== GIVEN INSTRUCTION ==
Please format the lines in the rows below as a JSON list of strings, with one string per line and any blank lines left out.
#### GIVEN RECORDS
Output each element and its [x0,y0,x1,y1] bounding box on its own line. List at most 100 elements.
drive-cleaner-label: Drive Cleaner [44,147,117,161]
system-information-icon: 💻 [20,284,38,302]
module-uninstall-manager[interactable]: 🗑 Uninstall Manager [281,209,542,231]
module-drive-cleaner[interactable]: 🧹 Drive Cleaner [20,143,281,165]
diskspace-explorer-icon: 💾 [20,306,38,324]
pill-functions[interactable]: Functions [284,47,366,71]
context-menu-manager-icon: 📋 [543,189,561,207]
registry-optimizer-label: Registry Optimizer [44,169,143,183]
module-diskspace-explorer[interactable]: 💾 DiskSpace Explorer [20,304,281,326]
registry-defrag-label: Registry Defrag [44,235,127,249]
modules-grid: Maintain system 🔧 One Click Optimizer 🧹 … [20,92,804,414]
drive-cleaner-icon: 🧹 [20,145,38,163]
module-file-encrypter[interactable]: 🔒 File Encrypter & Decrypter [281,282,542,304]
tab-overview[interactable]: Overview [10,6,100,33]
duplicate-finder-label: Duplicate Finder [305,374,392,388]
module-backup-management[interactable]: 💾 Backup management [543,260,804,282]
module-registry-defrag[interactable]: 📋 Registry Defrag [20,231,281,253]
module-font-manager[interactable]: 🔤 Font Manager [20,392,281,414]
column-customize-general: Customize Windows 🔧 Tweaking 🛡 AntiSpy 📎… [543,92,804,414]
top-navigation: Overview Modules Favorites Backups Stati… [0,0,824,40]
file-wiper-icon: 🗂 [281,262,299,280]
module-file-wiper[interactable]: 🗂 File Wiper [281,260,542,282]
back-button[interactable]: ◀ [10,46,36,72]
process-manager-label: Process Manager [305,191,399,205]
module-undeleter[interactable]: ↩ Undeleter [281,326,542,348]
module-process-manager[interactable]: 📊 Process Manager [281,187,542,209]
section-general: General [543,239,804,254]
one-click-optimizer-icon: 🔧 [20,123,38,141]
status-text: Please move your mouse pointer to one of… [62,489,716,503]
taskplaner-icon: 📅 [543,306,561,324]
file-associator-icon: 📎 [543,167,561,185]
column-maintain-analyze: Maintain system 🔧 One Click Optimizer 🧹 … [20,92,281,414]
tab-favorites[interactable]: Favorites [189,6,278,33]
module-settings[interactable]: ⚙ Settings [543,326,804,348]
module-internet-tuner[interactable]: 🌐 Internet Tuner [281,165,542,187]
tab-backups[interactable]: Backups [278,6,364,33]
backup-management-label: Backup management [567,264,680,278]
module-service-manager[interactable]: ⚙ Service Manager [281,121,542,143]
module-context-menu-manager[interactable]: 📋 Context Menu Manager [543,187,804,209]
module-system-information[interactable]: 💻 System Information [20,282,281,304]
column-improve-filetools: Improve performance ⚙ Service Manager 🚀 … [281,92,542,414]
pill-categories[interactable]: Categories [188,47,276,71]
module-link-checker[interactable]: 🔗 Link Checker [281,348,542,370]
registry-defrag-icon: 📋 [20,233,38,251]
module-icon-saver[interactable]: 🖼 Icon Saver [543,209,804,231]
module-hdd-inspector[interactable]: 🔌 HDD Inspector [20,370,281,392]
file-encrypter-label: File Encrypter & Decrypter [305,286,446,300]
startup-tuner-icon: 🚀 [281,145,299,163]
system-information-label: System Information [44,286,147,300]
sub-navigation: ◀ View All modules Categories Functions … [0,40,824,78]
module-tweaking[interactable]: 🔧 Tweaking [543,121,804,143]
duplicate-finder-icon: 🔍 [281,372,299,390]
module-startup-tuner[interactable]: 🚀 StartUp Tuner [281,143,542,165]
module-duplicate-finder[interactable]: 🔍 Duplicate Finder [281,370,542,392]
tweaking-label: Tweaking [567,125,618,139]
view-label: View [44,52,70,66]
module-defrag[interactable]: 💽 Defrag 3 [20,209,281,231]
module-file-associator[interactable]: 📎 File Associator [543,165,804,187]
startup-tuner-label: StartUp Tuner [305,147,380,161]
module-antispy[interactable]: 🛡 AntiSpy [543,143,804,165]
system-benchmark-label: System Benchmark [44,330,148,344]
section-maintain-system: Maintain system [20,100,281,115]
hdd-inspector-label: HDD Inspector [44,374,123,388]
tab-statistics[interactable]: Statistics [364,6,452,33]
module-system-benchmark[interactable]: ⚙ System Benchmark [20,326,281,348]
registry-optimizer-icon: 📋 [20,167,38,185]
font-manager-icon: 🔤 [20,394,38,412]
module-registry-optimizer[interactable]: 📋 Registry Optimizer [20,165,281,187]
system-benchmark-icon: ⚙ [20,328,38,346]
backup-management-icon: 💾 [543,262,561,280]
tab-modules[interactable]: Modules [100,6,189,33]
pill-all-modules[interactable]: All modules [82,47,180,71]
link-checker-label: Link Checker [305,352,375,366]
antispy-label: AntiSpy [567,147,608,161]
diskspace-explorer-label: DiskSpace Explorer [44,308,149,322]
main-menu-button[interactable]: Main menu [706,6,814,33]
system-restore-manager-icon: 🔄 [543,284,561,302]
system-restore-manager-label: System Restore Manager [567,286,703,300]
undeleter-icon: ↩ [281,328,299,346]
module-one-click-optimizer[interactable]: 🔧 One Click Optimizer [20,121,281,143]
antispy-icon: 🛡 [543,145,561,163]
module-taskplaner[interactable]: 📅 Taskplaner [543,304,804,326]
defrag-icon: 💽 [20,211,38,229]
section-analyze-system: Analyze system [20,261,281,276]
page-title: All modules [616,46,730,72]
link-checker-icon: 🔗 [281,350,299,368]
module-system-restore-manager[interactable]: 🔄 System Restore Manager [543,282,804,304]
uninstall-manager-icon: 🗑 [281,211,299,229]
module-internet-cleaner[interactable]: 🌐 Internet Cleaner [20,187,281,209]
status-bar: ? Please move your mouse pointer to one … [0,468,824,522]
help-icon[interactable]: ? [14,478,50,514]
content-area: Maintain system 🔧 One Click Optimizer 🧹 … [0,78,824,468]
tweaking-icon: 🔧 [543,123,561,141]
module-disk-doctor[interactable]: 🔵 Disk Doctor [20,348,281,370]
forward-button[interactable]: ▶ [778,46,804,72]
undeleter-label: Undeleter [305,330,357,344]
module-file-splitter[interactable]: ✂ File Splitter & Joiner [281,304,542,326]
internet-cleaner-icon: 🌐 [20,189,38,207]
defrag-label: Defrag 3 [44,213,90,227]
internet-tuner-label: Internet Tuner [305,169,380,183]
########
== WORKED ANSWER ==
[
  "Output each element and its [x0,y0,x1,y1] bounding box on its own line. List at most 100 elements.",
  "drive-cleaner-label: Drive Cleaner [44,147,117,161]",
  "system-information-icon: 💻 [20,284,38,302]",
  "module-uninstall-manager[interactable]: 🗑 Uninstall Manager [281,209,542,231]",
  "module-drive-cleaner[interactable]: 🧹 Drive Cleaner [20,143,281,165]",
  "diskspace-explorer-icon: 💾 [20,306,38,324]",
  "pill-functions[interactable]: Functions [284,47,366,71]",
  "context-menu-manager-icon: 📋 [543,189,561,207]",
  "registry-optimizer-label: Registry Optimizer [44,169,143,183]",
  "module-diskspace-explorer[interactable]: 💾 DiskSpace Explorer [20,304,281,326]",
  "registry-defrag-label: Registry Defrag [44,235,127,249]",
  "modules-grid: Maintain system 🔧 One Click Optimizer 🧹 … [20,92,804,414]",
  "drive-cleaner-icon: 🧹 [20,145,38,163]",
  "module-file-encrypter[interactable]: 🔒 File Encrypter & Decrypter [281,282,542,304]",
  "tab-overview[interactable]: Overview [10,6,100,33]",
  "duplicate-finder-label: Duplicate Finder [305,374,392,388]",
  "module-backup-management[interactable]: 💾 Backup management [543,260,804,282]",
  "module-registry-defrag[interactable]: 📋 Registry Defrag [20,231,281,253]",
  "module-font-manager[interactable]: 🔤 Font Manager [20,392,281,414]",
  "column-customize-general: Customize Windows 🔧 Tweaking 🛡 AntiSpy 📎… [543,92,804,414]",
  "top-navigation: Overview Modules Favorites Backups Stati… [0,0,824,40]",
  "file-wiper-icon: 🗂 [281,262,299,280]",
  "module-file-wiper[interactable]: 🗂 File Wiper [281,260,542,282]",
  "back-button[interactable]: ◀ [10,46,36,72]",
  "process-manager-label: Process Manager [305,191,399,205]",
  "module-undeleter[interactable]: ↩ Undeleter [281,326,542,348]",
  "module-process-manager[interactable]: 📊 Process Manager [281,187,542,209]",
  "section-general: General [543,239,804,254]",
  "one-click-optimizer-icon: 🔧 [20,123,38,141]",
  "status-text: Please move your mouse pointer to one of… [62,489,716,503]",
  "taskplaner-icon: 📅 [543,306,561,324]",
  "file-associator-icon: 📎 [543,167,561,185]",
  "column-maintain-analyze: Maintain system 🔧 One Click Optimizer 🧹 … [20,92,281,414]",
  "tab-favorites[interactable]: Favorites [189,6,278,33]",
  "module-settings[interactable]: ⚙ Settings [543,326,804,348]",
  "module-internet-tuner[interactable]: 🌐 Internet Tuner [281,165,542,187]",
  "tab-backups[interactable]: Backups [278,6,364,33]",
  "backup-management-label: Backup management [567,264,680,278]",
  "module-service-manager[interactable]: ⚙ Service Manager [281,121,542,143]",
  "module-context-menu-manager[interactable]: 📋 Context Menu Manager [543,187,804,209]",
  "module-system-information[interactable]: 💻 System Information [20,282,281,304]",
  "column-improve-filetools: Improve performance ⚙ Service Manager 🚀 … [281,92,542,414]",
  "pill-categories[interactable]: Categories [188,47,276,71]",
  "module-link-checker[interactable]: 🔗 Link Checker [281,348,542,370]",
  "registry-defrag-icon: 📋 [20,233,38,251]",
  "module-icon-saver[interactable]: 🖼 Icon Saver [543,209,804,231]",
  "module-hdd-inspector[interactable]: 🔌 HDD Inspector [20,370,281,392]",
  "file-encrypter-label: File Encrypter & Decrypter [305,286,446,300]",
  "startup-tuner-icon: 🚀 [281,145,299,163]",
  "system-information-label: System Information [44,286,147,300]",
  "sub-navigation: ◀ View All modules Categories Functions … [0,40,824,78]",
  "module-tweaking[interactable]: 🔧 Tweaking [543,121,804,143]",
  "duplicate-finder-icon: 🔍 [281,372,299,390]",
  "module-startup-tuner[interactable]: 🚀 StartUp Tuner [281,143,542,165]",
  "module-duplicate-finder[interactable]: 🔍 Duplicate Finder [281,370,542,392]",
  "tweaking-label: Tweaking [567,125,618,139]",
  "view-label: View [44,52,70,66]",
  "module-defrag[interactable]: 💽 Defrag 3 [20,209,281,231]",
  "module-file-associator[interactable]: 📎 File Associator [543,165,804,187]",
  "startup-tuner-label: StartUp Tuner [305,147,380,161]",
  "module-antispy[interactable]: 🛡 AntiSpy [543,143,804,165]",
  "system-benchmark-label: System Benchmark [44,330,148,344]",
  "section-maintain-system: Maintain system [20,100,281,115]",
  "hdd-inspector-label: HDD Inspector [44,374,123,388]",
  "tab-statistics[interactable]: Statistics [364,6,452,33]",
  "module-system-benchmark[interactable]: ⚙ System Benchmark [20,326,281,348]",
  "registry-optimizer-icon: 📋 [20,167,38,185]",
  "font-manager-icon: 🔤 [20,394,38,412]",
  "module-registry-optimizer[interactable]: 📋 Registry Optimizer [20,165,281,187]",
  "system-benchmark-icon: ⚙ [20,328,38,346]",
  "backup-management-icon: 💾 [543,262,561,280]",
  "tab-modules[interactable]: Modules [100,6,189,33]",
  "pill-all-modules[interactable]: All modules [82,47,180,71]",
  "link-checker-label: Link Checker [305,352,375,366]",
  "antispy-label: AntiSpy [567,147,608,161]",
  "diskspace-explorer-label: DiskSpace Explorer [44,308,149,322]",
  "main-menu-button[interactable]: Main menu [706,6,814,33]",
  "system-restore-manager-icon: 🔄 [543,284,561,302]",
  "system-restore-manager-label: System Restore Manager [567,286,703,300]",
  "undeleter-icon: ↩ [281,328,299,346]",
  "module-one-click-optimizer[interactable]: 🔧 One Click Optimizer [20,121,281,143]",
  "antispy-icon: 🛡 [543,145,561,163]",
  "module-taskplaner[interactable]: 📅 Taskplaner [543,304,804,326]",
  "defrag-icon: 💽 [20,211,38,229]",
  "section-analyze-system: Analyze system [20,261,281,276]",
  "page-title: All modules [616,46,730,72]",
  "link-checker-icon: 🔗 [281,350,299,368]",
  "module-system-restore-manager[interactable]: 🔄 System Restore Manager [543,282,804,304]",
  "uninstall-manager-icon: 🗑 [281,211,299,229]",
  "module-internet-cleaner[interactable]: 🌐 Internet Cleaner [20,187,281,209]",
  "status-bar: ? Please move your mouse pointer to one … [0,468,824,522]",
  "help-icon[interactable]: ? [14,478,50,514]",
  "content-area: Maintain system 🔧 One Click Optimizer 🧹 … [0,78,824,468]",
  "tweaking-icon: 🔧 [543,123,561,141]",
  "module-disk-doctor[interactable]: 🔵 Disk Doctor [20,348,281,370]",
  "forward-button[interactable]: ▶ [778,46,804,72]",
  "undeleter-label: Undeleter [305,330,357,344]",
  "module-file-splitter[interactable]: ✂ File Splitter & Joiner [281,304,542,326]",
  "internet-cleaner-icon: 🌐 [20,189,38,207]",
  "defrag-label: Defrag 3 [44,213,90,227]",
  "internet-tuner-label: Internet Tuner [305,169,380,183]"
]